▶ _CHALLENGE_
Count every line that has the word "Never". Give the number, without anything more.

▶ _RECORDED INFORMATION_
— start —

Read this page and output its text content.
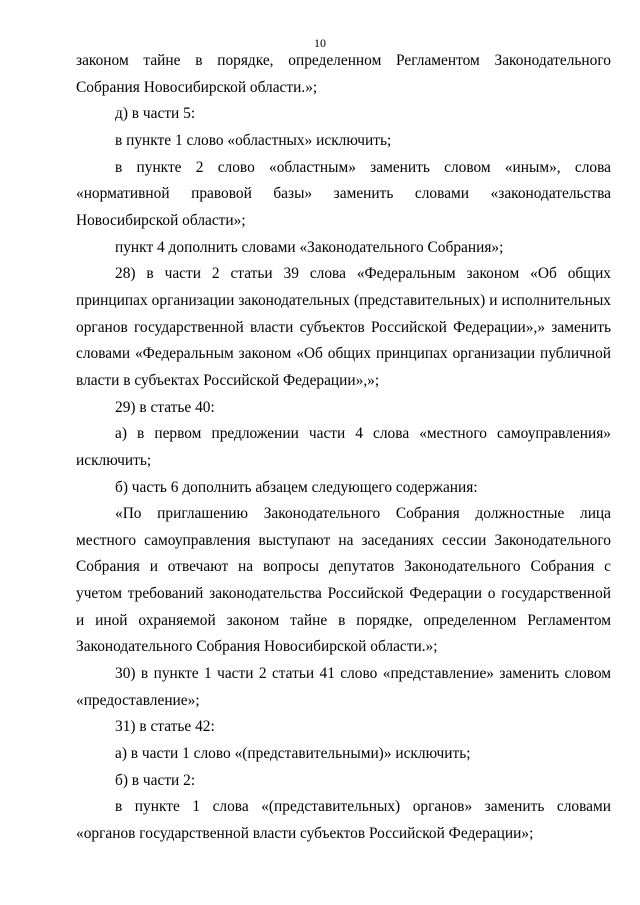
10

законом тайне в порядке, определенном Регламентом Законодательного Собрания Новосибирской области.»;

д) в части 5:

в пункте 1 слово «областных» исключить;

в пункте 2 слово «областным» заменить словом «иным», слова «нормативной правовой базы» заменить словами «законодательства Новосибирской области»;

пункт 4 дополнить словами «Законодательного Собрания»;

28) в части 2 статьи 39 слова «Федеральным законом «Об общих принципах организации законодательных (представительных) и исполнительных органов государственной власти субъектов Российской Федерации»,» заменить словами «Федеральным законом «Об общих принципах организации публичной власти в субъектах Российской Федерации»,»;

29) в статье 40:

а) в первом предложении части 4 слова «местного самоуправления» исключить;

б) часть 6 дополнить абзацем следующего содержания:

«По приглашению Законодательного Собрания должностные лица местного самоуправления выступают на заседаниях сессии Законодательного Собрания и отвечают на вопросы депутатов Законодательного Собрания с учетом требований законодательства Российской Федерации о государственной и иной охраняемой законом тайне в порядке, определенном Регламентом Законодательного Собрания Новосибирской области.»;

30) в пункте 1 части 2 статьи 41 слово «представление» заменить словом «предоставление»;

31) в статье 42:

а) в части 1 слово «(представительными)» исключить;

б) в части 2:

в пункте 1 слова «(представительных) органов» заменить словами «органов государственной власти субъектов Российской Федерации»;
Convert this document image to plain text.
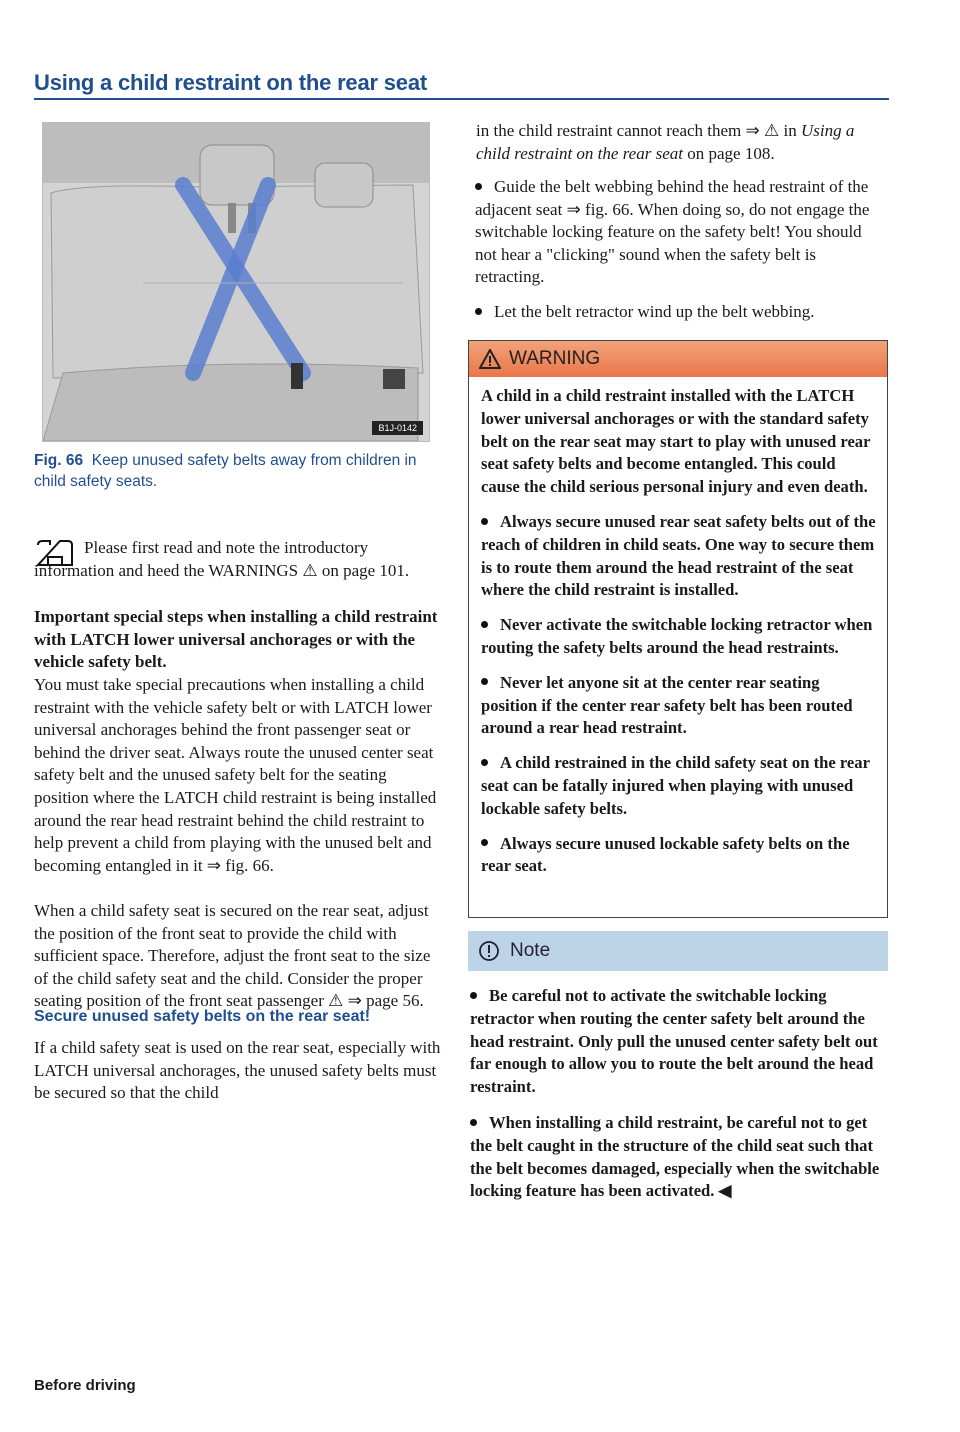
Using a child restraint on the rear seat
B1J-0142
Fig. 66 Keep unused safety belts away from children in child safety seats.
Please first read and note the introductory information and heed the WARNINGS ⚠ on page 101.
Important special steps when installing a child restraint with LATCH lower universal anchorages or with the vehicle safety belt.
You must take special precautions when installing a child restraint with the vehicle safety belt or with LATCH lower universal anchorages behind the front passenger seat or behind the driver seat. Always route the unused center seat safety belt and the unused safety belt for the seating position where the LATCH child restraint is being installed around the rear head restraint behind the child restraint to help prevent a child from playing with the unused belt and becoming entangled in it ⇒ fig. 66.
When a child safety seat is secured on the rear seat, adjust the position of the front seat to provide the child with sufficient space. Therefore, adjust the front seat to the size of the child safety seat and the child. Consider the proper seating position of the front seat passenger ⚠ ⇒ page 56.
Secure unused safety belts on the rear seat!
If a child safety seat is used on the rear seat, especially with LATCH universal anchorages, the unused safety belts must be secured so that the child
in the child restraint cannot reach them ⇒ ⚠ in Using a child restraint on the rear seat on page 108.
Guide the belt webbing behind the head restraint of the adjacent seat ⇒ fig. 66. When doing so, do not engage the switchable locking feature on the safety belt! You should not hear a "clicking" sound when the safety belt is retracting.
Let the belt retractor wind up the belt webbing.
WARNING

A child in a child restraint installed with the LATCH lower universal anchorages or with the standard safety belt on the rear seat may start to play with unused rear seat safety belts and become entangled. This could cause the child serious personal injury and even death.

Always secure unused rear seat safety belts out of the reach of children in child seats. One way to secure them is to route them around the head restraint of the seat where the child restraint is installed.

Never activate the switchable locking retractor when routing the safety belts around the head restraints.

Never let anyone sit at the center rear seating position if the center rear safety belt has been routed around a rear head restraint.

A child restrained in the child safety seat on the rear seat can be fatally injured when playing with unused lockable safety belts.

Always secure unused lockable safety belts on the rear seat.

Note

Be careful not to activate the switchable locking retractor when routing the center safety belt around the head restraint. Only pull the unused center safety belt out far enough to allow you to route the belt around the head restraint.

When installing a child restraint, be careful not to get the belt caught in the structure of the child seat such that the belt becomes damaged, especially when the switchable locking feature has been activated. ◀

Before driving
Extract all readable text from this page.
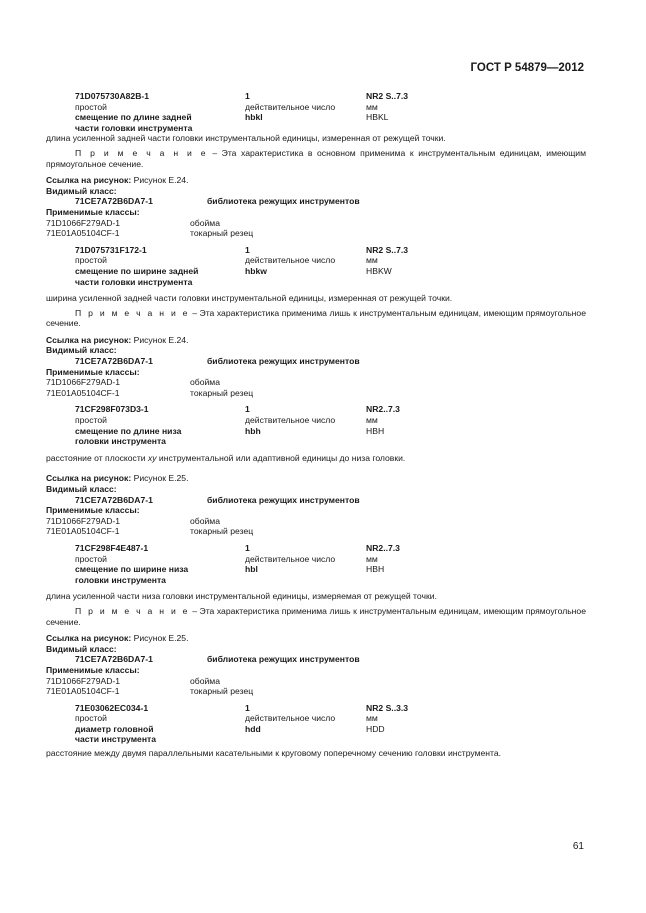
ГОСТ Р 54879—2012
71D075730A82B-1	1	NR2 S..7.3
простой	действительное число	мм
смещение по длине задней	hbkl	HBKL
части головки инструмента
длина усиленной задней части головки инструментальной единицы, измеренная от режущей точки.
П р и м е ч а н и е – Эта характеристика в основном применима к инструментальным единицам, имеющим прямоугольное сечение.
Ссылка на рисунок: Рисунок Е.24.
Видимый класс:
71CE7A72B6DA7-1	библиотека режущих инструментов
Применимые классы:
71D1066F279AD-1	обойма
71E01A05104CF-1	токарный резец
71D075731F172-1	1	NR2 S..7.3
простой	действительное число	мм
смещение по ширине задней	hbkw	HBKW
части головки инструмента
ширина усиленной задней части головки инструментальной единицы, измеренная от режущей точки.
П р и м е ч а н и е – Эта характеристика применима лишь к инструментальным единицам, имеющим прямоугольное сечение.
Ссылка на рисунок: Рисунок Е.24.
Видимый класс:
71CE7A72B6DA7-1	библиотека режущих инструментов
Применимые классы:
71D1066F279AD-1	обойма
71E01A05104CF-1	токарный резец
71CF298F073D3-1	1	NR2..7.3
простой	действительное число	мм
смещение по длине низа	hbh	HBH
головки инструмента
расстояние от плоскости xy инструментальной или адаптивной единицы до низа головки.
Ссылка на рисунок: Рисунок Е.25.
Видимый класс:
71CE7A72B6DA7-1	библиотека режущих инструментов
Применимые классы:
71D1066F279AD-1	обойма
71E01A05104CF-1	токарный резец
71CF298F4E487-1	1	NR2..7.3
простой	действительное число	мм
смещение по ширине низа	hbl	HBH
головки инструмента
длина усиленной части низа головки инструментальной единицы, измеряемая от режущей точки.
П р и м е ч а н и е – Эта характеристика применима лишь к инструментальным единицам, имеющим прямоугольное сечение.
Ссылка на рисунок: Рисунок Е.25.
Видимый класс:
71CE7A72B6DA7-1	библиотека режущих инструментов
Применимые классы:
71D1066F279AD-1	обойма
71E01A05104CF-1	токарный резец
71E03062EC034-1	1	NR2 S..3.3
простой	действительное число	мм
диаметр головной	hdd	HDD
части инструмента
расстояние между двумя параллельными касательными к круговому поперечному сечению головки инструмента.
61
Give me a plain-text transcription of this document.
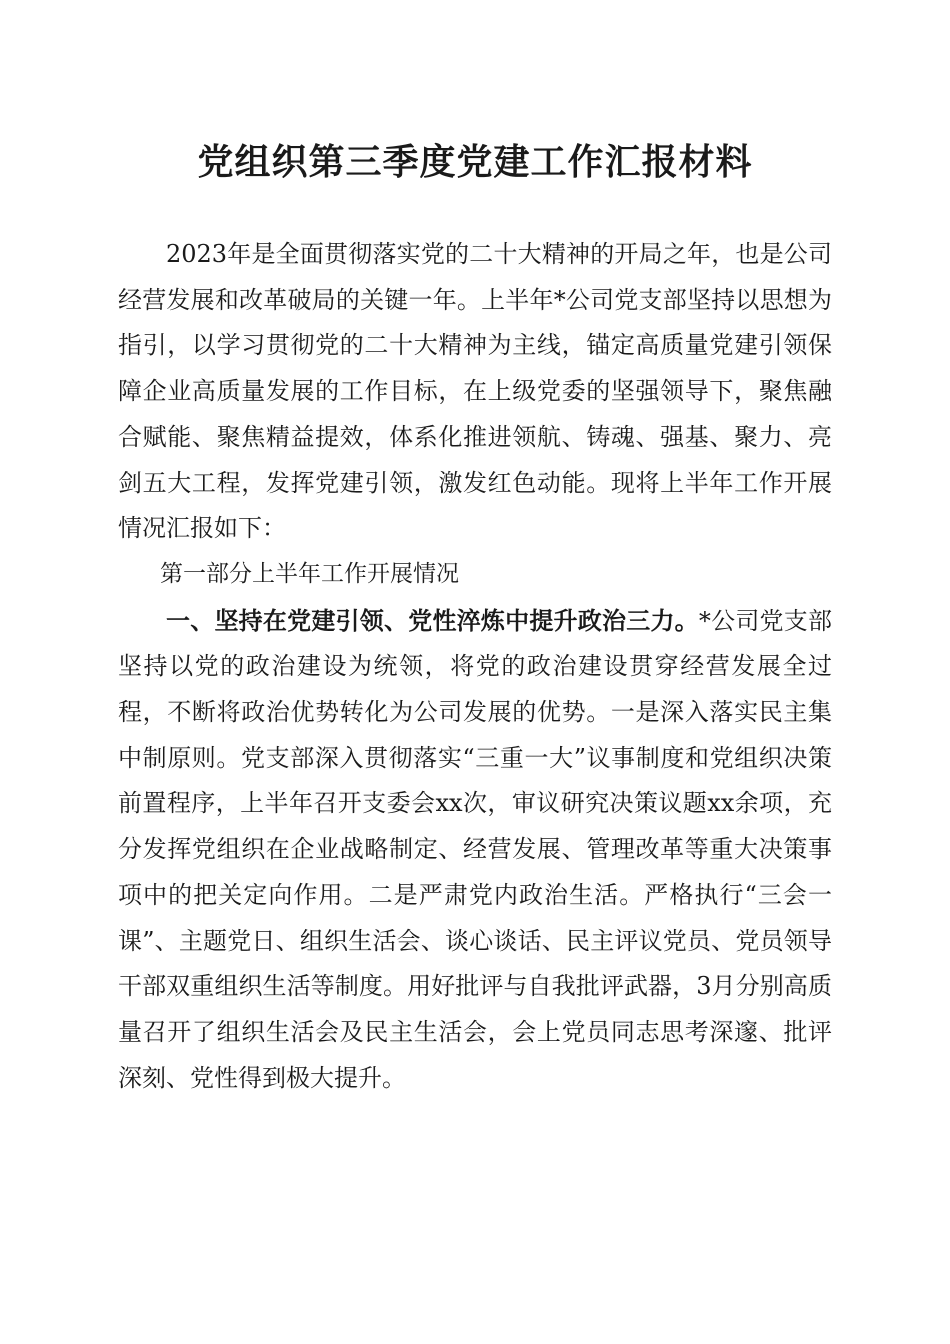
党组织第三季度党建工作汇报材料

2023年是全面贯彻落实党的二十大精神的开局之年，也是公司经营发展和改革破局的关键一年。上半年*公司党支部坚持以思想为指引，以学习贯彻党的二十大精神为主线，锚定高质量党建引领保障企业高质量发展的工作目标，在上级党委的坚强领导下，聚焦融合赋能、聚焦精益提效，体系化推进领航、铸魂、强基、聚力、亮剑五大工程，发挥党建引领，激发红色动能。现将上半年工作开展情况汇报如下：

第一部分上半年工作开展情况

一、坚持在党建引领、党性淬炼中提升政治三力。*公司党支部坚持以党的政治建设为统领，将党的政治建设贯穿经营发展全过程，不断将政治优势转化为公司发展的优势。一是深入落实民主集中制原则。党支部深入贯彻落实“三重一大”议事制度和党组织决策前置程序，上半年召开支委会xx次，审议研究决策议题xx余项，充分发挥党组织在企业战略制定、经营发展、管理改革等重大决策事项中的把关定向作用。二是严肃党内政治生活。严格执行“三会一课”、主题党日、组织生活会、谈心谈话、民主评议党员、党员领导干部双重组织生活等制度。用好批评与自我批评武器，3月分别高质量召开了组织生活会及民主生活会，会上党员同志思考深邃、批评深刻、党性得到极大提升。
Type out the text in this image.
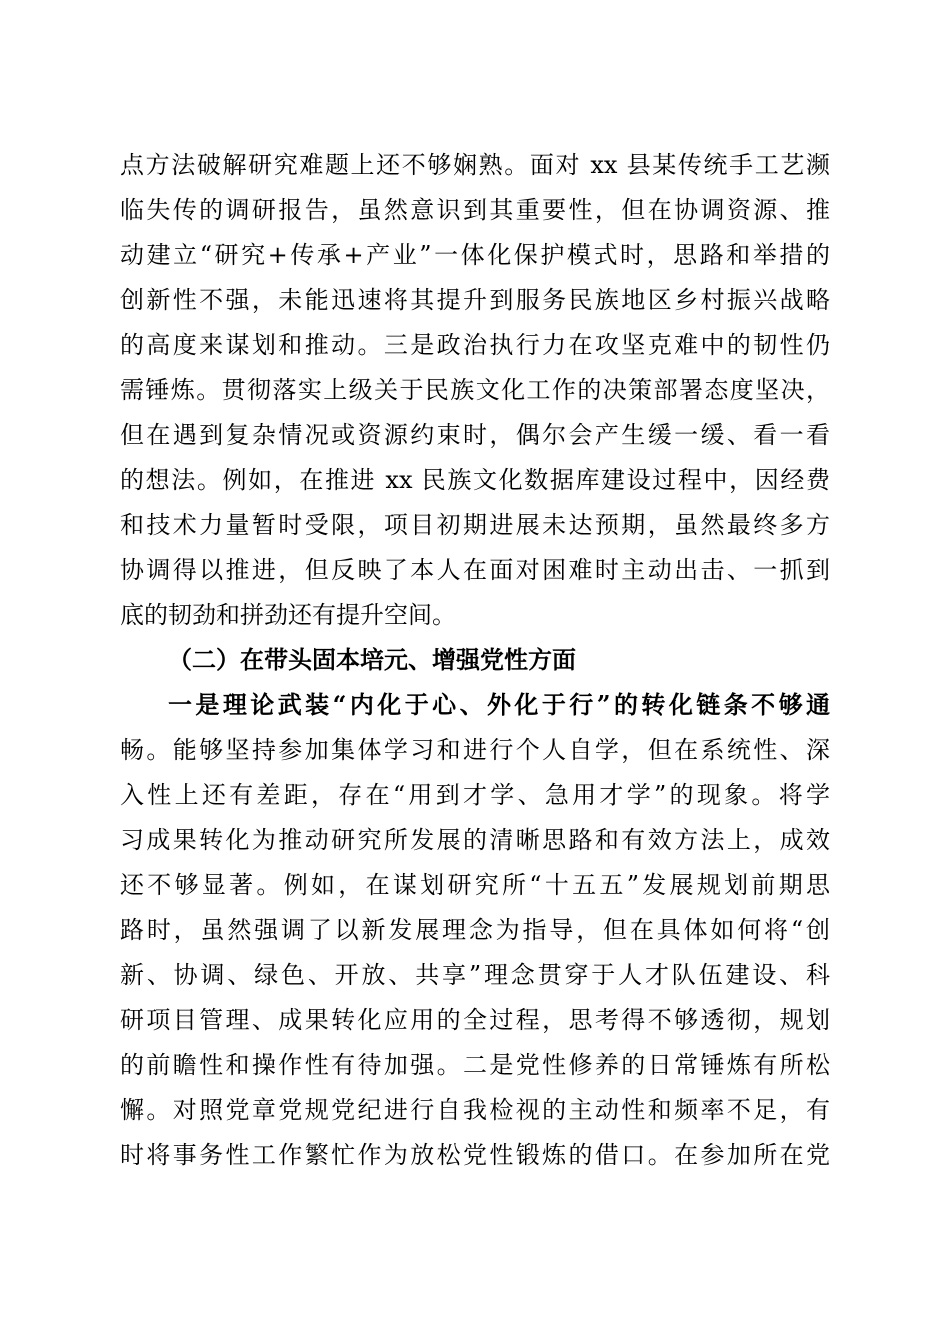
点方法破解研究难题上还不够娴熟。面对 xx 县某传统手工艺濒
临失传的调研报告，虽然意识到其重要性，但在协调资源、推
动建立“研究+传承+产业”一体化保护模式时，思路和举措的
创新性不强，未能迅速将其提升到服务民族地区乡村振兴战略
的高度来谋划和推动。三是政治执行力在攻坚克难中的韧性仍
需锤炼。贯彻落实上级关于民族文化工作的决策部署态度坚决，
但在遇到复杂情况或资源约束时，偶尔会产生缓一缓、看一看
的想法。例如，在推进 xx 民族文化数据库建设过程中，因经费
和技术力量暂时受限，项目初期进展未达预期，虽然最终多方
协调得以推进，但反映了本人在面对困难时主动出击、一抓到
底的韧劲和拼劲还有提升空间。
（二）在带头固本培元、增强党性方面
一是理论武装“内化于心、外化于行”的转化链条不够通
畅。能够坚持参加集体学习和进行个人自学，但在系统性、深
入性上还有差距，存在“用到才学、急用才学”的现象。将学
习成果转化为推动研究所发展的清晰思路和有效方法上，成效
还不够显著。例如，在谋划研究所“十五五”发展规划前期思
路时，虽然强调了以新发展理念为指导，但在具体如何将“创
新、协调、绿色、开放、共享”理念贯穿于人才队伍建设、科
研项目管理、成果转化应用的全过程，思考得不够透彻，规划
的前瞻性和操作性有待加强。二是党性修养的日常锤炼有所松
懈。对照党章党规党纪进行自我检视的主动性和频率不足，有
时将事务性工作繁忙作为放松党性锻炼的借口。在参加所在党
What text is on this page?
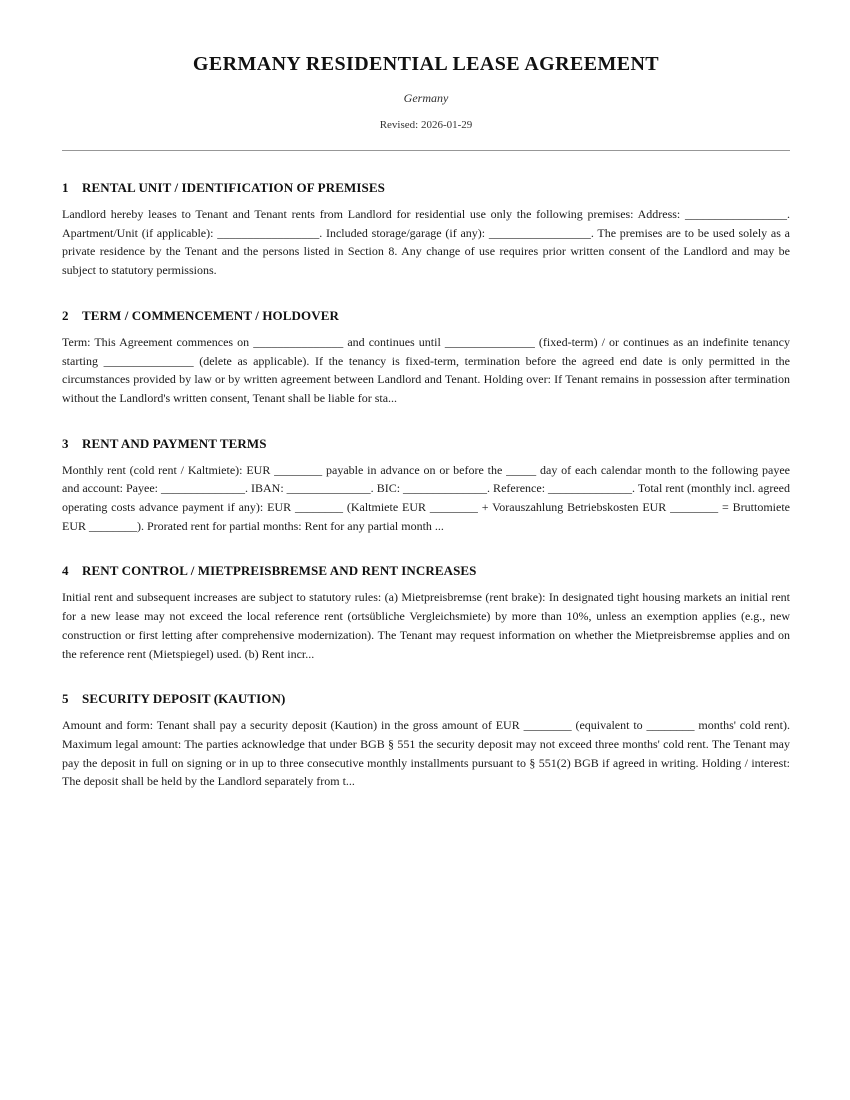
GERMANY RESIDENTIAL LEASE AGREEMENT
Germany
Revised: 2026-01-29
1 RENTAL UNIT / IDENTIFICATION OF PREMISES

Landlord hereby leases to Tenant and Tenant rents from Landlord for residential use only the following premises: Address: _________________. Apartment/Unit (if applicable): _________________. Included storage/garage (if any): _________________. The premises are to be used solely as a private residence by the Tenant and the persons listed in Section 8. Any change of use requires prior written consent of the Landlord and may be subject to statutory permissions.

2 TERM / COMMENCEMENT / HOLDOVER

Term: This Agreement commences on _______________ and continues until _______________ (fixed-term) / or continues as an indefinite tenancy starting _______________ (delete as applicable). If the tenancy is fixed-term, termination before the agreed end date is only permitted in the circumstances provided by law or by written agreement between Landlord and Tenant. Holding over: If Tenant remains in possession after termination without the Landlord's written consent, Tenant shall be liable for sta...

3 RENT AND PAYMENT TERMS

Monthly rent (cold rent / Kaltmiete): EUR ________ payable in advance on or before the _____ day of each calendar month to the following payee and account: Payee: ______________. IBAN: ______________. BIC: ______________. Reference: ______________. Total rent (monthly incl. agreed operating costs advance payment if any): EUR ________ (Kaltmiete EUR ________ + Vorauszahlung Betriebskosten EUR ________ = Bruttomiete EUR ________). Prorated rent for partial months: Rent for any partial month ...

4 RENT CONTROL / MIETPREISBREMSE AND RENT INCREASES

Initial rent and subsequent increases are subject to statutory rules: (a) Mietpreisbremse (rent brake): In designated tight housing markets an initial rent for a new lease may not exceed the local reference rent (ortsübliche Vergleichsmiete) by more than 10%, unless an exemption applies (e.g., new construction or first letting after comprehensive modernization). The Tenant may request information on whether the Mietpreisbremse applies and on the reference rent (Mietspiegel) used. (b) Rent incr...

5 SECURITY DEPOSIT (KAUTION)

Amount and form: Tenant shall pay a security deposit (Kaution) in the gross amount of EUR ________ (equivalent to ________ months' cold rent). Maximum legal amount: The parties acknowledge that under BGB § 551 the security deposit may not exceed three months' cold rent. The Tenant may pay the deposit in full on signing or in up to three consecutive monthly installments pursuant to § 551(2) BGB if agreed in writing. Holding / interest: The deposit shall be held by the Landlord separately from t...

— end —

▶ _ANSWER TO THIS PROBLEM_
2